* _What is expected_
Can you return, word for word, the entries between the lines holding "pie-leader-line: [471, 526, 490, 531]" and "pie-slice: [170, 401, 322, 537]", inclusive?

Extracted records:
** Start **

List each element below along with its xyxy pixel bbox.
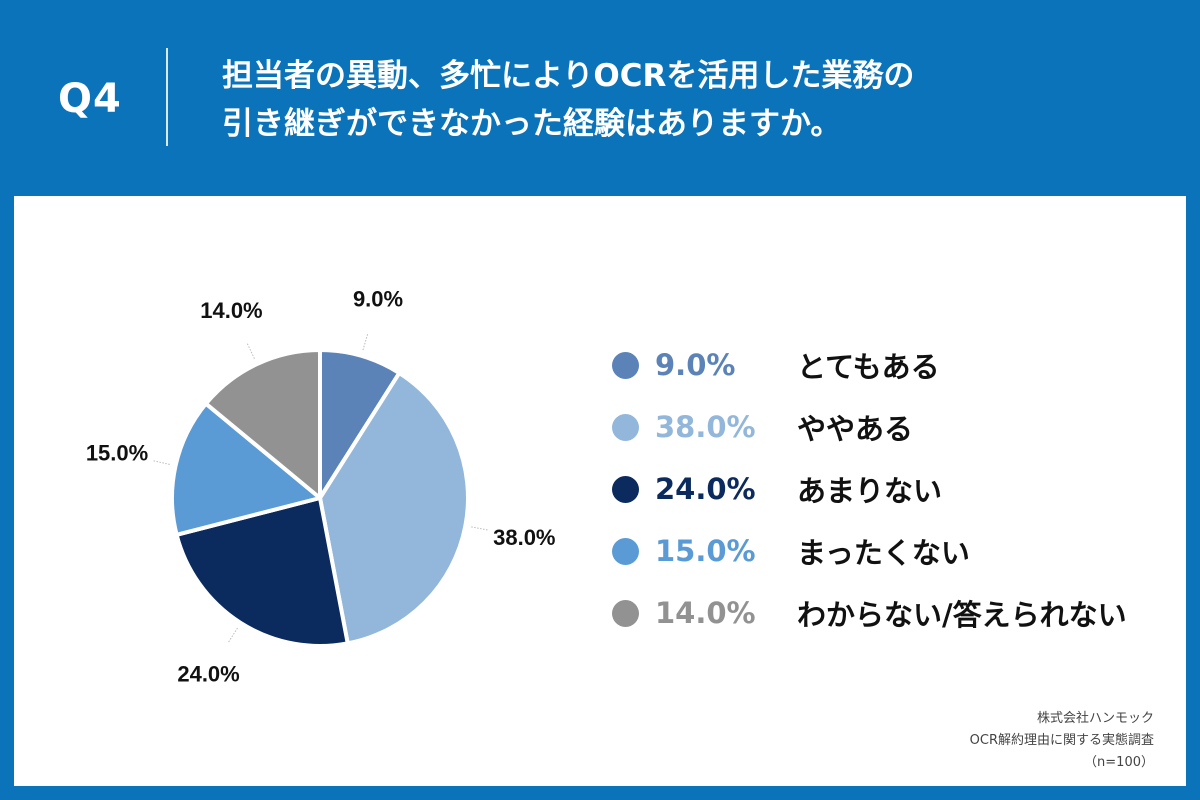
pie-leader-line: [471, 526, 490, 531]
legend-label: あまりない: [797, 474, 943, 508]
legend-dot: [612, 413, 639, 441]
legend-pct: 15.0%: [655, 534, 756, 568]
legend-label: わからない/答えられない: [797, 598, 1127, 632]
legend-pct: 38.0%: [655, 410, 756, 444]
legend-label: とてもある: [797, 350, 940, 384]
legend-dot: [612, 537, 639, 565]
pie-chart: 9.0% 38.0% 24.0% 15.0% 14.0%: [86, 286, 556, 687]
legend-pct: 9.0%: [655, 348, 736, 382]
legend-item: 9.0% とてもある: [612, 334, 1172, 396]
pie-slice: [318, 371, 470, 646]
legend-item: 14.0% わからない/答えられない: [612, 582, 1172, 644]
header: Q4 担当者の異動、多忙によりOCRを活用した業務の 引き継ぎができなかった経験…: [0, 0, 1200, 190]
pie-leader-line: [227, 627, 238, 644]
footer: 株式会社ハンモック OCR解約理由に関する実態調査 （n=100）: [970, 708, 1154, 774]
pie-data-label: 24.0%: [177, 662, 239, 687]
pie-leader-line: [362, 332, 369, 351]
chart-panel: 9.0% 38.0% 24.0% 15.0% 14.0% 9.0% とてもある 38.0…: [14, 196, 1186, 786]
legend: 9.0% とてもある 38.0% ややある 24.0% あまりない 15.0% …: [612, 334, 1172, 644]
legend-pct: 14.0%: [655, 596, 756, 630]
title-line-1: 担当者の異動、多忙によりOCRを活用した業務の: [222, 58, 915, 94]
pie-leader-line: [246, 342, 255, 359]
pie-leader-line: [152, 459, 170, 465]
pie-data-label: 9.0%: [353, 286, 403, 311]
pie-slice: [203, 348, 322, 500]
question-label: Q4: [58, 76, 122, 122]
title-line-2: 引き継ぎができなかった経験はありますか。: [222, 106, 842, 142]
pie-slice: [170, 401, 322, 537]
legend-item: 38.0% ややある: [612, 396, 1172, 458]
footer-sample: （n=100）: [1084, 755, 1154, 770]
footer-survey: OCR解約理由に関する実態調査: [969, 733, 1154, 748]
pie-data-label: 38.0%: [493, 525, 555, 550]
legend-pct: 24.0%: [655, 472, 756, 506]
page-title: 担当者の異動、多忙によりOCRを活用した業務の 引き継ぎができなかった経験はあり…: [222, 52, 1122, 148]
pie-slice: [174, 496, 350, 648]
footer-company: 株式会社ハンモック: [1036, 711, 1154, 726]
legend-dot: [612, 599, 639, 627]
legend-label: ややある: [797, 412, 914, 446]
legend-dot: [612, 475, 639, 503]
pie-data-label: 15.0%: [86, 441, 148, 466]
legend-item: 24.0% あまりない: [612, 458, 1172, 520]
legend-label: まったくない: [797, 536, 970, 570]
legend-dot: [612, 351, 639, 379]
legend-item: 15.0% まったくない: [612, 520, 1172, 582]
pie-data-label: 14.0%: [200, 298, 262, 323]
header-divider: [166, 48, 168, 146]
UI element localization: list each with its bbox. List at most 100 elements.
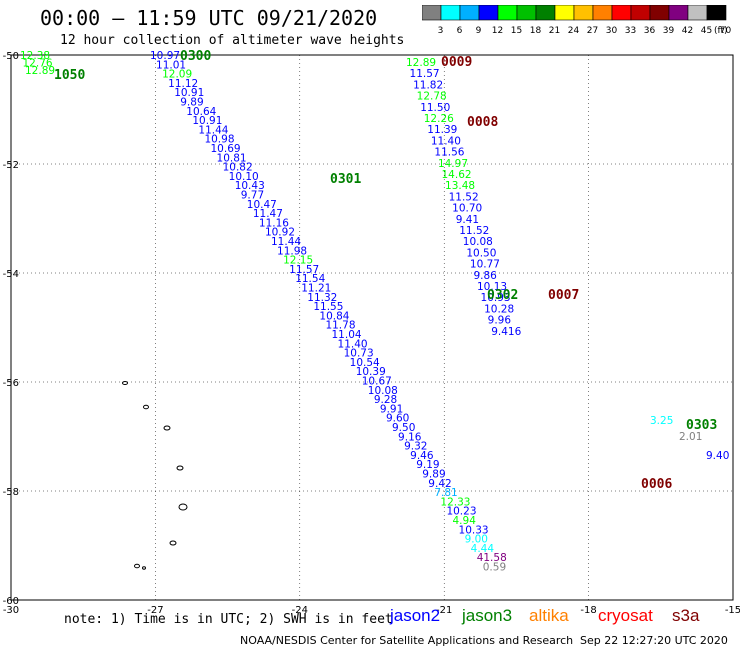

** End **

* _Correct response_
pie-leader-line: [471, 526, 490, 531]
legend-label: あまりない: [797, 474, 943, 508]
legend-dot: [612, 413, 639, 441]
legend-pct: 15.0%: [655, 534, 756, 568]
legend-label: わからない/答えられない: [797, 598, 1127, 632]
legend-pct: 38.0%: [655, 410, 756, 444]
legend-label: とてもある: [797, 350, 940, 384]
legend-dot: [612, 537, 639, 565]
pie-chart: 9.0% 38.0% 24.0% 15.0% 14.0%: [86, 286, 556, 687]
legend-pct: 9.0%: [655, 348, 736, 382]
legend-item: 9.0% とてもある: [612, 334, 1172, 396]
pie-slice: [318, 371, 470, 646]
legend-item: 14.0% わからない/答えられない: [612, 582, 1172, 644]
header: Q4 担当者の異動、多忙によりOCRを活用した業務の 引き継ぎができなかった経験…: [0, 0, 1200, 190]
pie-leader-line: [227, 627, 238, 644]
footer: 株式会社ハンモック OCR解約理由に関する実態調査 （n=100）: [970, 708, 1154, 774]
pie-data-label: 24.0%: [177, 662, 239, 687]
pie-leader-line: [362, 332, 369, 351]
chart-panel: 9.0% 38.0% 24.0% 15.0% 14.0% 9.0% とてもある 38.0…: [14, 196, 1186, 786]
legend: 9.0% とてもある 38.0% ややある 24.0% あまりない 15.0% …: [612, 334, 1172, 644]
legend-pct: 14.0%: [655, 596, 756, 630]
title-line-1: 担当者の異動、多忙によりOCRを活用した業務の: [222, 58, 915, 94]
pie-leader-line: [246, 342, 255, 359]
pie-leader-line: [152, 459, 170, 465]
pie-data-label: 9.0%: [353, 286, 403, 311]
pie-slice: [203, 348, 322, 500]
question-label: Q4: [58, 76, 122, 122]
title-line-2: 引き継ぎができなかった経験はありますか。: [222, 106, 842, 142]
pie-slice: [170, 401, 322, 537]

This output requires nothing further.